→ **Prompt**
Say only how many lines contain the word "bashorat".
# Exercise data start
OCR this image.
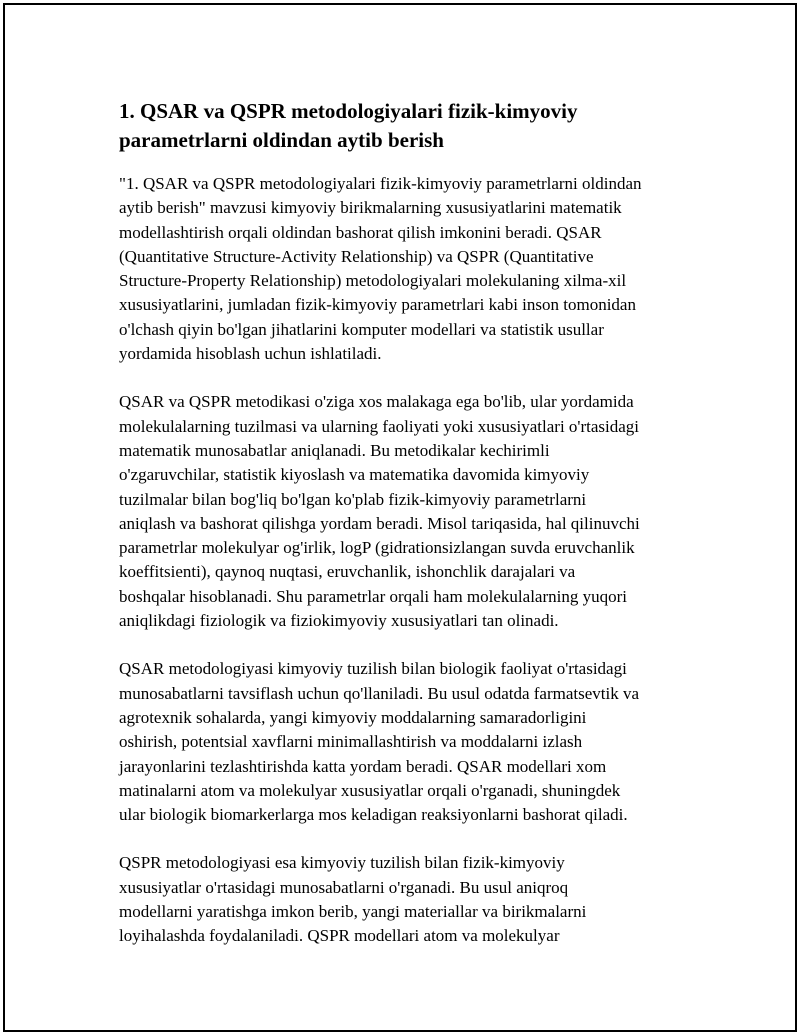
1. QSAR va QSPR metodologiyalari fizik-kimyoviy
parametrlarni oldindan aytib berish

"1. QSAR va QSPR metodologiyalari fizik-kimyoviy parametrlarni oldindan
aytib berish" mavzusi kimyoviy birikmalarning xususiyatlarini matematik
modellashtirish orqali oldindan bashorat qilish imkonini beradi. QSAR
(Quantitative Structure-Activity Relationship) va QSPR (Quantitative
Structure-Property Relationship) metodologiyalari molekulaning xilma-xil
xususiyatlarini, jumladan fizik-kimyoviy parametrlari kabi inson tomonidan
o'lchash qiyin bo'lgan jihatlarini komputer modellari va statistik usullar
yordamida hisoblash uchun ishlatiladi.

QSAR va QSPR metodikasi o'ziga xos malakaga ega bo'lib, ular yordamida
molekulalarning tuzilmasi va ularning faoliyati yoki xususiyatlari o'rtasidagi
matematik munosabatlar aniqlanadi. Bu metodikalar kechirimli
o'zgaruvchilar, statistik kiyoslash va matematika davomida kimyoviy
tuzilmalar bilan bog'liq bo'lgan ko'plab fizik-kimyoviy parametrlarni
aniqlash va bashorat qilishga yordam beradi. Misol tariqasida, hal qilinuvchi
parametrlar molekulyar og'irlik, logP (gidrationsizlangan suvda eruvchanlik
koeffitsienti), qaynoq nuqtasi, eruvchanlik, ishonchlik darajalari va
boshqalar hisoblanadi. Shu parametrlar orqali ham molekulalarning yuqori
aniqlikdagi fiziologik va fiziokimyoviy xususiyatlari tan olinadi.

QSAR metodologiyasi kimyoviy tuzilish bilan biologik faoliyat o'rtasidagi
munosabatlarni tavsiflash uchun qo'llaniladi. Bu usul odatda farmatsevtik va
agrotexnik sohalarda, yangi kimyoviy moddalarning samaradorligini
oshirish, potentsial xavflarni minimallashtirish va moddalarni izlash
jarayonlarini tezlashtirishda katta yordam beradi. QSAR modellari xom
matinalarni atom va molekulyar xususiyatlar orqali o'rganadi, shuningdek
ular biologik biomarkerlarga mos keladigan reaksiyonlarni bashorat qiladi.

QSPR metodologiyasi esa kimyoviy tuzilish bilan fizik-kimyoviy
xususiyatlar o'rtasidagi munosabatlarni o'rganadi. Bu usul aniqroq
modellarni yaratishga imkon berib, yangi materiallar va birikmalarni
loyihalashda foydalaniladi. QSPR modellari atom va molekulyar
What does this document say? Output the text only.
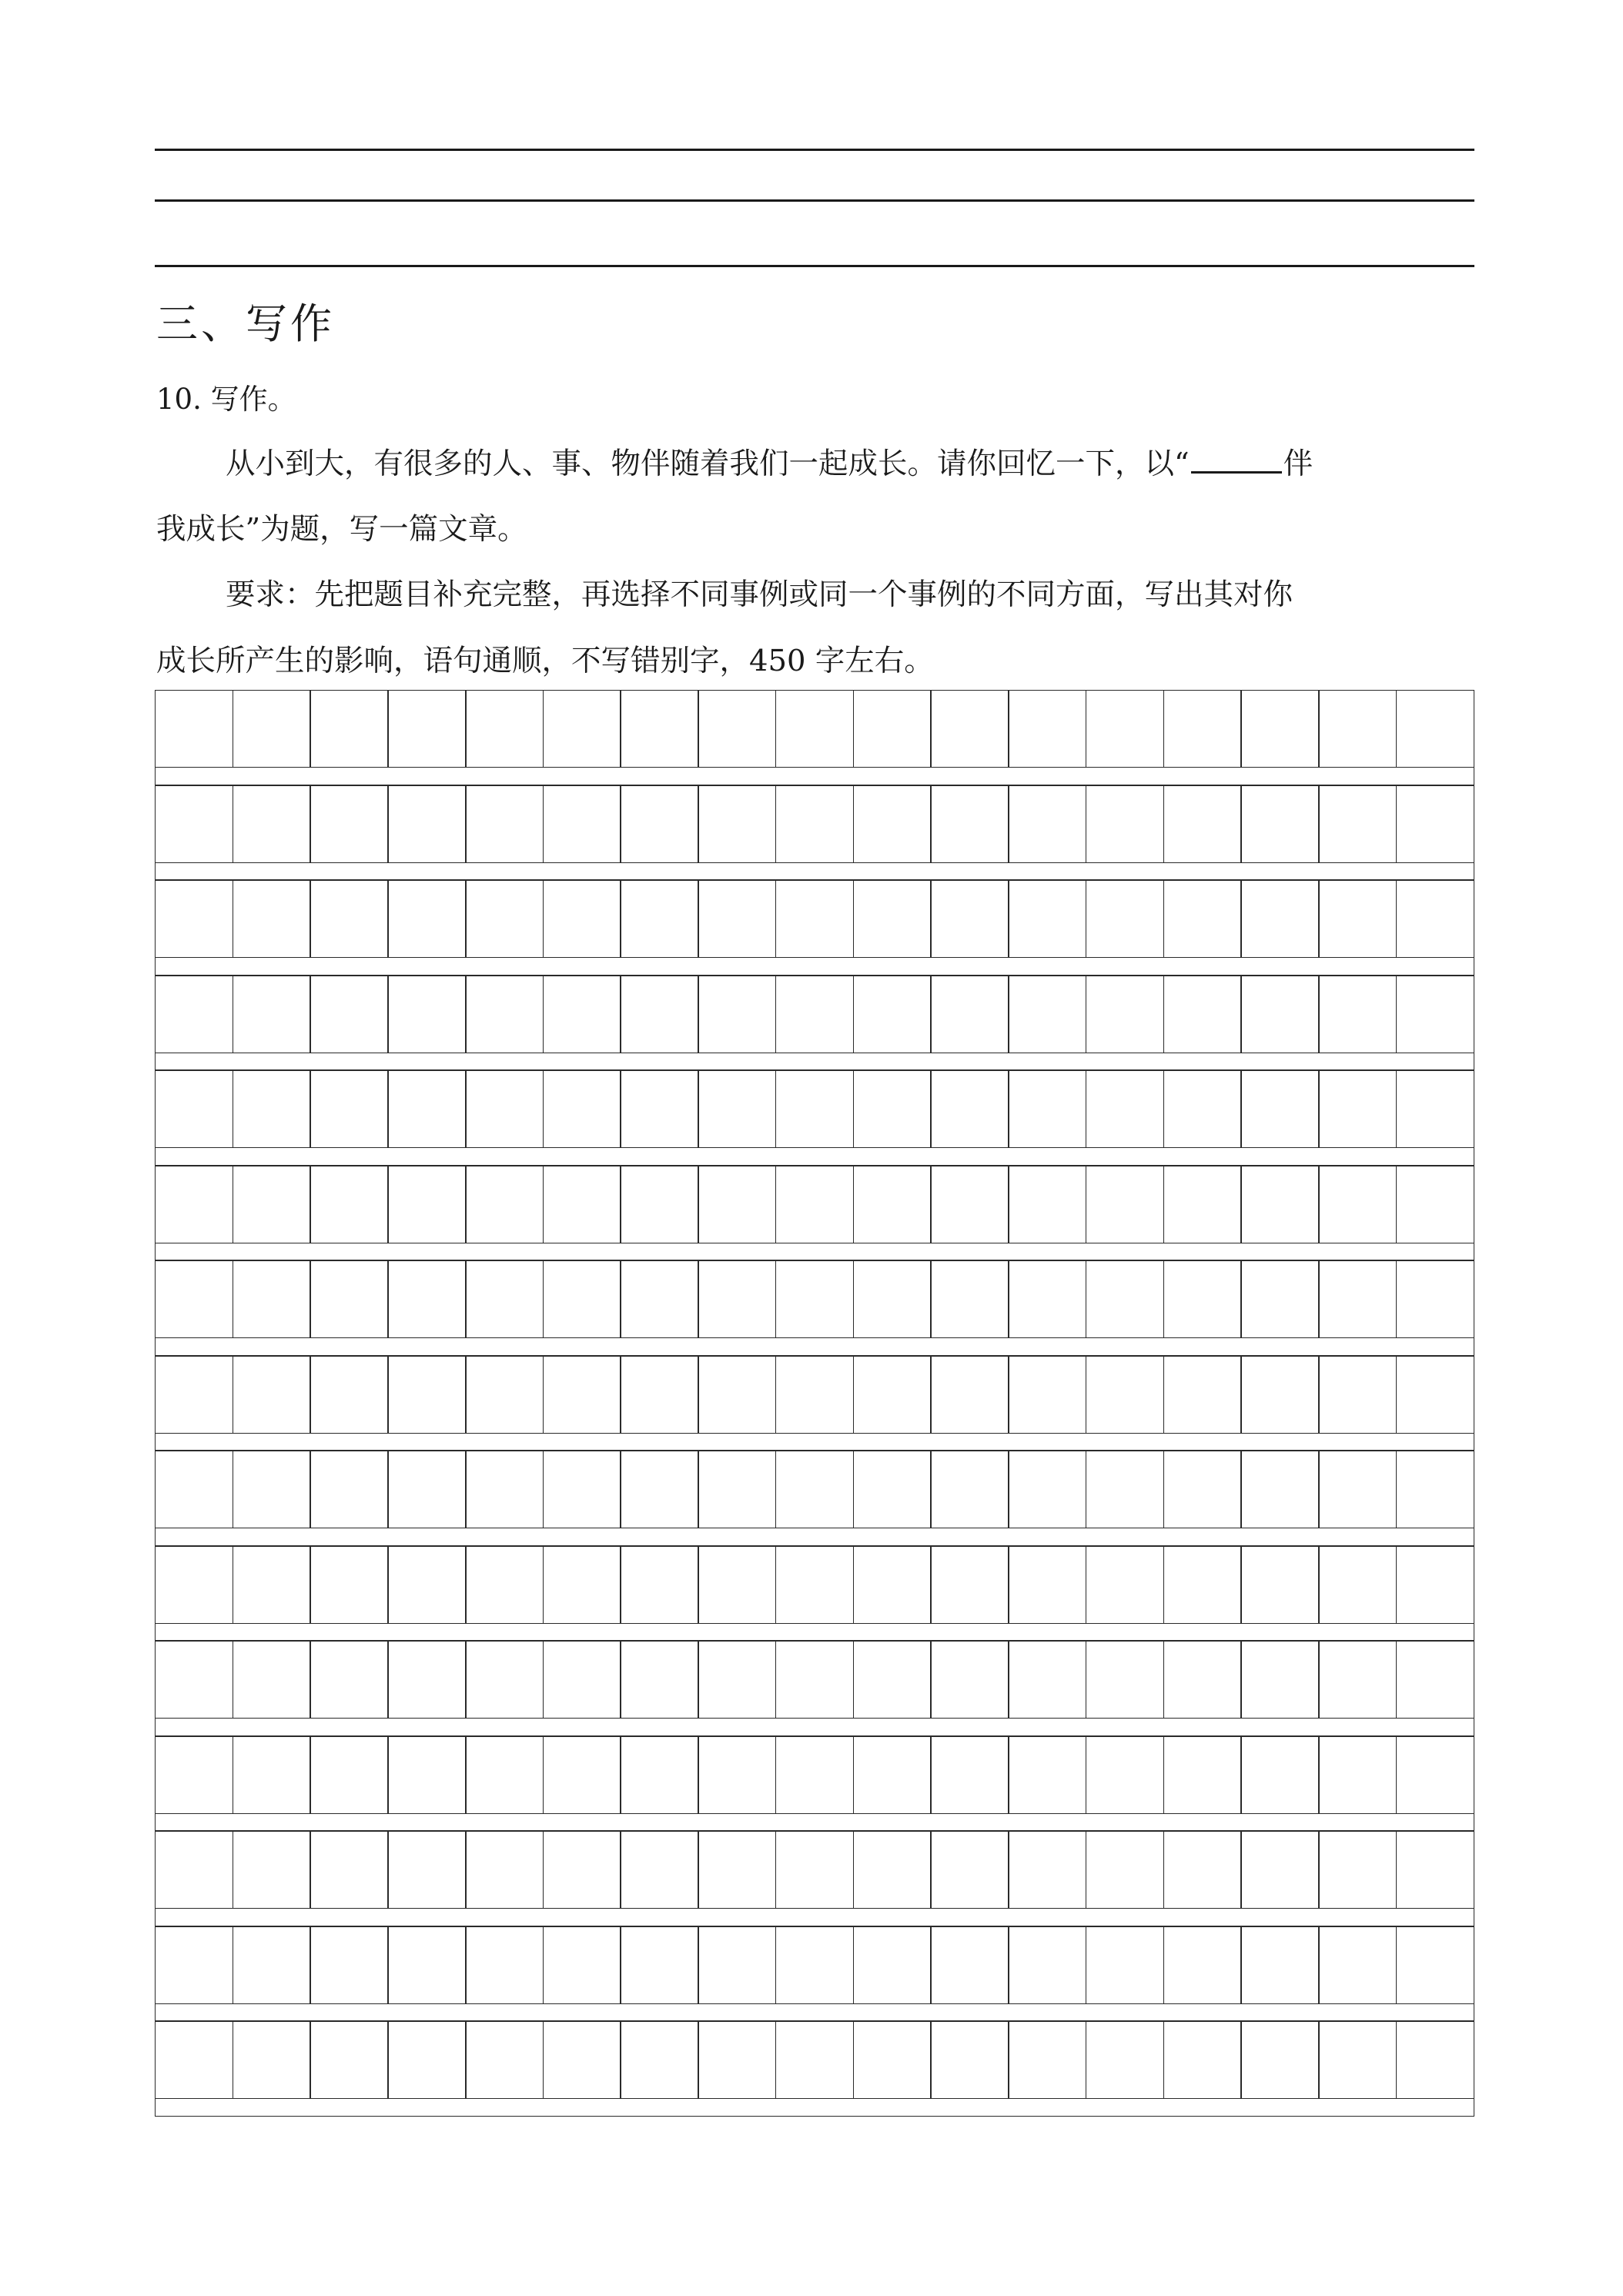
三、写作
10. 写作。
从小到大，有很多的人、事、物伴随着我们一起成长。请你回忆一下，以“	伴
我成长”为题，写一篇文章。
要求：先把题目补充完整，再选择不同事例或同一个事例的不同方面，写出其对你
成长所产生的影响，语句通顺，不写错别字，450 字左右。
# Exercise data end
→ **Full answer**
3